**Problem requirements:**
Repeat each entry in full, exactly.

**Record extracts:**

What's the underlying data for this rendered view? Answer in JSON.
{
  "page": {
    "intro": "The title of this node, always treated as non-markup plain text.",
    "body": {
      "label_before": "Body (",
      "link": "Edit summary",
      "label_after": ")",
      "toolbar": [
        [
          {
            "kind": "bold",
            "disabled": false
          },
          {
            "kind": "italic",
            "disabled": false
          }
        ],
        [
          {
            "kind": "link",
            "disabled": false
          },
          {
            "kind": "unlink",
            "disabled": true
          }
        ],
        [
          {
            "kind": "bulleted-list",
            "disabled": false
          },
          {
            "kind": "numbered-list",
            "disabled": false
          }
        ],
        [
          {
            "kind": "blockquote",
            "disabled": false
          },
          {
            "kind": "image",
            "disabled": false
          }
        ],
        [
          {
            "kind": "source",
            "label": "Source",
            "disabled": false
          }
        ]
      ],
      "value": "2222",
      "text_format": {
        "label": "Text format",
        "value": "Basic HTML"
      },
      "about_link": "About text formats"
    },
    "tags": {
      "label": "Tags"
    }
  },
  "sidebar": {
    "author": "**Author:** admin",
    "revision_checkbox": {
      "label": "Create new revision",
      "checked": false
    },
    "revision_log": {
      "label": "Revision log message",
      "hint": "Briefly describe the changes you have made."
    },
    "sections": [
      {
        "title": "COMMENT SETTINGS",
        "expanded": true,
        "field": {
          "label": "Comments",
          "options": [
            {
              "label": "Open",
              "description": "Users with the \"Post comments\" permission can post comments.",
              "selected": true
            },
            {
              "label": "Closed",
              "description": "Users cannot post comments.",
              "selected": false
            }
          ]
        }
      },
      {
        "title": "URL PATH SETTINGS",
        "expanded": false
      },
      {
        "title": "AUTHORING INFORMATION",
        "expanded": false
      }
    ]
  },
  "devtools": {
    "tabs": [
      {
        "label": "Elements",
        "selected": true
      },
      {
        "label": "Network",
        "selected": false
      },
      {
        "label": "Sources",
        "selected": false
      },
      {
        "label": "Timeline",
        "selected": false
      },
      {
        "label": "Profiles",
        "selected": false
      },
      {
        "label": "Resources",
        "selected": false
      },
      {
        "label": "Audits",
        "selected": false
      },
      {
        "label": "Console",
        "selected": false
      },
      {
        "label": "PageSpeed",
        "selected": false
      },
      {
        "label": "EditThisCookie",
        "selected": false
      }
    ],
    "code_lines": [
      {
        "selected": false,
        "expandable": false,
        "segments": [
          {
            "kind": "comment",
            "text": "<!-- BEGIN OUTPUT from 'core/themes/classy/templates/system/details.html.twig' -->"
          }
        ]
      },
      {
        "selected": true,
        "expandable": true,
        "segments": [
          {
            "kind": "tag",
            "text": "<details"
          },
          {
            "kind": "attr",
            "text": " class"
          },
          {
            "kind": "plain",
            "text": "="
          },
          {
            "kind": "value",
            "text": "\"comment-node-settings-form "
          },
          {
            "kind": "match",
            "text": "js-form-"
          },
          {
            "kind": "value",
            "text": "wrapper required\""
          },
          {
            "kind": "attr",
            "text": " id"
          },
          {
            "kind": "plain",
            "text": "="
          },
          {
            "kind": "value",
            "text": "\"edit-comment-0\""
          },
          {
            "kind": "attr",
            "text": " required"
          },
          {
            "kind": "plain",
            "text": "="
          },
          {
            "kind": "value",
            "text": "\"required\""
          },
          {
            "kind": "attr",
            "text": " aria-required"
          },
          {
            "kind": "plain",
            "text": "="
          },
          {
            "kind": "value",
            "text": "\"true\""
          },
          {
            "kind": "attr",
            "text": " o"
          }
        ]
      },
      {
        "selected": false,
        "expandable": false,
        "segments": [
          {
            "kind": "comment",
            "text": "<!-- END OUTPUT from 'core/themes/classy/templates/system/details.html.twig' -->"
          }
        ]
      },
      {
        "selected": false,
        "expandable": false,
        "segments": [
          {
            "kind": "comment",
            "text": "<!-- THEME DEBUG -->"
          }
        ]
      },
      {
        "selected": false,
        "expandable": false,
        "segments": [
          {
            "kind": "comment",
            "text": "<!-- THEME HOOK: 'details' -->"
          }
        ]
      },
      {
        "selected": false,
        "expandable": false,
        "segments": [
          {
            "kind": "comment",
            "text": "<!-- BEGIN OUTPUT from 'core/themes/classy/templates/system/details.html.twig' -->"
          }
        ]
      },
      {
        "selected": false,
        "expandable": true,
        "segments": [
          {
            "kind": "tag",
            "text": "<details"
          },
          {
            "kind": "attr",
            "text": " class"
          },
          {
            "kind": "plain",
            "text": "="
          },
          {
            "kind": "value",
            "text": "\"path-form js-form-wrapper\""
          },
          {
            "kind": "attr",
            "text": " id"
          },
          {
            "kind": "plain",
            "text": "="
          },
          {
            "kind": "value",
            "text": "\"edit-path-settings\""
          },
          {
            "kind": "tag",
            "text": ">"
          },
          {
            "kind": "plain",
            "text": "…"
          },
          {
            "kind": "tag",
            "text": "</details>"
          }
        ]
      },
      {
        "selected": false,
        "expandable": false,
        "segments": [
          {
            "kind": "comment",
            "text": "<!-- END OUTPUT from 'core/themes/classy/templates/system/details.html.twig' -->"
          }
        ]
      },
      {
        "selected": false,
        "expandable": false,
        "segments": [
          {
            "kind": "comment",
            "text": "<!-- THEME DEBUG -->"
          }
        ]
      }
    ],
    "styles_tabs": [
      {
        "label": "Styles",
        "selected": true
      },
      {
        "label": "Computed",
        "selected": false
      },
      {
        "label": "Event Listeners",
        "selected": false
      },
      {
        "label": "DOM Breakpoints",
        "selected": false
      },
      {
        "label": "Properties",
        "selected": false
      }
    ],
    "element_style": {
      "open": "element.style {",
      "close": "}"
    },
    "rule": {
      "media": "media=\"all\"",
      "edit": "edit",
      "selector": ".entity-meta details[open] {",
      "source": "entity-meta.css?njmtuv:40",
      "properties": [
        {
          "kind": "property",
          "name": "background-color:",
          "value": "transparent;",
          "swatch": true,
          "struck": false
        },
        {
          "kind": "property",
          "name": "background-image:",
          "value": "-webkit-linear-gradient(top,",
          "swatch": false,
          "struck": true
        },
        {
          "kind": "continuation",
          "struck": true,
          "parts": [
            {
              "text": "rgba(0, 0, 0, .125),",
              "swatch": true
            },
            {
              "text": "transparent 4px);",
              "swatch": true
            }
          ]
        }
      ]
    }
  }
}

**Task output:**
What's the underlying data for this rendered view? Answer in JSON.
{
  "page": {
    "intro": "The title of this node, always treated as non-markup plain text.",
    "body": {
      "label_before": "Body (",
      "link": "Edit summary",
      "label_after": ")",
      "toolbar": [
        [
          {
            "kind": "bold",
            "disabled": false
          },
          {
            "kind": "italic",
            "disabled": false
          }
        ],
        [
          {
            "kind": "link",
            "disabled": false
          },
          {
            "kind": "unlink",
            "disabled": true
          }
        ],
        [
          {
            "kind": "bulleted-list",
            "disabled": false
          },
          {
            "kind": "numbered-list",
            "disabled": false
          }
        ],
        [
          {
            "kind": "blockquote",
            "disabled": false
          },
          {
            "kind": "image",
            "disabled": false
          }
        ],
        [
          {
            "kind": "source",
            "label": "Source",
            "disabled": false
          }
        ]
      ],
      "value": "2222",
      "text_format": {
        "label": "Text format",
        "value": "Basic HTML"
      },
      "about_link": "About text formats"
    },
    "tags": {
      "label": "Tags"
    }
  },
  "sidebar": {
    "author": "**Author:** admin",
    "revision_checkbox": {
      "label": "Create new revision",
      "checked": false
    },
    "revision_log": {
      "label": "Revision log message",
      "hint": "Briefly describe the changes you have made."
    },
    "sections": [
      {
        "title": "COMMENT SETTINGS",
        "expanded": true,
        "field": {
          "label": "Comments",
          "options": [
            {
              "label": "Open",
              "description": "Users with the \"Post comments\" permission can post comments.",
              "selected": true
            },
            {
              "label": "Closed",
              "description": "Users cannot post comments.",
              "selected": false
            }
          ]
        }
      },
      {
        "title": "URL PATH SETTINGS",
        "expanded": false
      },
      {
        "title": "AUTHORING INFORMATION",
        "expanded": false
      }
    ]
  },
  "devtools": {
    "tabs": [
      {
        "label": "Elements",
        "selected": true
      },
      {
        "label": "Network",
        "selected": false
      },
      {
        "label": "Sources",
        "selected": false
      },
      {
        "label": "Timeline",
        "selected": false
      },
      {
        "label": "Profiles",
        "selected": false
      },
      {
        "label": "Resources",
        "selected": false
      },
      {
        "label": "Audits",
        "selected": false
      },
      {
        "label": "Console",
        "selected": false
      },
      {
        "label": "PageSpeed",
        "selected": false
      },
      {
        "label": "EditThisCookie",
        "selected": false
      }
    ],
    "code_lines": [
      {
        "selected": false,
        "expandable": false,
        "segments": [
          {
            "kind": "comment",
            "text": "<!-- BEGIN OUTPUT from 'core/themes/classy/templates/system/details.html.twig' -->"
          }
        ]
      },
      {
        "selected": true,
        "expandable": true,
        "segments": [
          {
            "kind": "tag",
            "text": "<details"
          },
          {
            "kind": "attr",
            "text": " class"
          },
          {
            "kind": "plain",
            "text": "="
          },
          {
            "kind": "value",
            "text": "\"comment-node-settings-form "
          },
          {
            "kind": "match",
            "text": "js-form-"
          },
          {
            "kind": "value",
            "text": "wrapper required\""
          },
          {
            "kind": "attr",
            "text": " id"
          },
          {
            "kind": "plain",
            "text": "="
          },
          {
            "kind": "value",
            "text": "\"edit-comment-0\""
          },
          {
            "kind": "attr",
            "text": " required"
          },
          {
            "kind": "plain",
            "text": "="
          },
          {
            "kind": "value",
            "text": "\"required\""
          },
          {
            "kind": "attr",
            "text": " aria-required"
          },
          {
            "kind": "plain",
            "text": "="
          },
          {
            "kind": "value",
            "text": "\"true\""
          },
          {
            "kind": "attr",
            "text": " o"
          }
        ]
      },
      {
        "selected": false,
        "expandable": false,
        "segments": [
          {
            "kind": "comment",
            "text": "<!-- END OUTPUT from 'core/themes/classy/templates/system/details.html.twig' -->"
          }
        ]
      },
      {
        "selected": false,
        "expandable": false,
        "segments": [
          {
            "kind": "comment",
            "text": "<!-- THEME DEBUG -->"
          }
        ]
      },
      {
        "selected": false,
        "expandable": false,
        "segments": [
          {
            "kind": "comment",
            "text": "<!-- THEME HOOK: 'details' -->"
          }
        ]
      },
      {
        "selected": false,
        "expandable": false,
        "segments": [
          {
            "kind": "comment",
            "text": "<!-- BEGIN OUTPUT from 'core/themes/classy/templates/system/details.html.twig' -->"
          }
        ]
      },
      {
        "selected": false,
        "expandable": true,
        "segments": [
          {
            "kind": "tag",
            "text": "<details"
          },
          {
            "kind": "attr",
            "text": " class"
          },
          {
            "kind": "plain",
            "text": "="
          },
          {
            "kind": "value",
            "text": "\"path-form js-form-wrapper\""
          },
          {
            "kind": "attr",
            "text": " id"
          },
          {
            "kind": "plain",
            "text": "="
          },
          {
            "kind": "value",
            "text": "\"edit-path-settings\""
          },
          {
            "kind": "tag",
            "text": ">"
          },
          {
            "kind": "plain",
            "text": "…"
          },
          {
            "kind": "tag",
            "text": "</details>"
          }
        ]
      },
      {
        "selected": false,
        "expandable": false,
        "segments": [
          {
            "kind": "comment",
            "text": "<!-- END OUTPUT from 'core/themes/classy/templates/system/details.html.twig' -->"
          }
        ]
      },
      {
        "selected": false,
        "expandable": false,
        "segments": [
          {
            "kind": "comment",
            "text": "<!-- THEME DEBUG -->"
          }
        ]
      }
    ],
    "styles_tabs": [
      {
        "label": "Styles",
        "selected": true
      },
      {
        "label": "Computed",
        "selected": false
      },
      {
        "label": "Event Listeners",
        "selected": false
      },
      {
        "label": "DOM Breakpoints",
        "selected": false
      },
      {
        "label": "Properties",
        "selected": false
      }
    ],
    "element_style": {
      "open": "element.style {",
      "close": "}"
    },
    "rule": {
      "media": "media=\"all\"",
      "edit": "edit",
      "selector": ".entity-meta details[open] {",
      "source": "entity-meta.css?njmtuv:40",
      "properties": [
        {
          "kind": "property",
          "name": "background-color:",
          "value": "transparent;",
          "swatch": true,
          "struck": false
        },
        {
          "kind": "property",
          "name": "background-image:",
          "value": "-webkit-linear-gradient(top,",
          "swatch": false,
          "struck": true
        },
        {
          "kind": "continuation",
          "struck": true,
          "parts": [
            {
              "text": "rgba(0, 0, 0, .125),",
              "swatch": true
            },
            {
              "text": "transparent 4px);",
              "swatch": true
            }
          ]
        }
      ]
    }
  }
}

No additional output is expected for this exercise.